Objective: Reading down the listing below, count the lines where the word "Factures" shows up, then give only that count.

Data:
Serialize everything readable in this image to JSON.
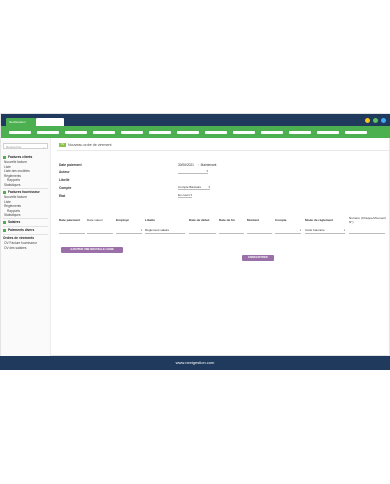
{
  "app": {
    "tab_label": "NextGestion"
  },
  "colors": {
    "titlebar": "#1f3a5c",
    "menubar": "#4caf50",
    "accent_button": "#9b6fa8",
    "dot_yellow": "#f5c518",
    "dot_green": "#5cc25c",
    "dot_blue": "#3fa9f5"
  },
  "sidebar": {
    "search_placeholder": "Rechercher",
    "sections": [
      {
        "title": "Factures clients",
        "icon": "square-icon",
        "items": [
          "Nouvelle facture",
          "Liste",
          "Liste des modèles",
          "Règlements",
          "Rapports",
          "Statistiques"
        ]
      },
      {
        "title": "Factures fournisseur",
        "icon": "square-icon",
        "items": [
          "Nouvelle facture",
          "Liste",
          "Règlements",
          "Rapports",
          "Statistiques"
        ]
      },
      {
        "title": "Salaires",
        "icon": "square-icon",
        "items": []
      },
      {
        "title": "Paiements divers",
        "icon": "square-icon",
        "items": []
      },
      {
        "title": "Ordres de virements",
        "icon": "",
        "items": [
          "OV Facture fournisseur",
          "OV des salaires"
        ]
      }
    ]
  },
  "page": {
    "title": "Nouveau ordre de virement",
    "title_badge": "OV",
    "form": {
      "date_label": "Date paiement",
      "date_value": "30/06/2021",
      "date_link": "Maintenant",
      "author_label": "Auteur",
      "author_value": "",
      "libelle_label": "Libellé",
      "compte_label": "Compte",
      "compte_value": "Compte Bancaire",
      "etat_label": "Etat",
      "etat_value": "En cours"
    },
    "table": {
      "headers": [
        "Date paiement",
        "Date valeur",
        "Employé",
        "Libellé",
        "Date de début",
        "Date de fin",
        "Montant",
        "Compte",
        "Mode de règlement",
        "Numéro (Chèque/Virement N°)"
      ],
      "row": {
        "libelle": "Règlement salaire",
        "mode": "Carte bancaire"
      }
    },
    "add_line_button": "AJOUTER UNE NOUVELLE LIGNE",
    "save_button": "ENREGISTRER"
  },
  "footer": {
    "site": "www.nextgestion.com"
  }
}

Answer to this problem: 2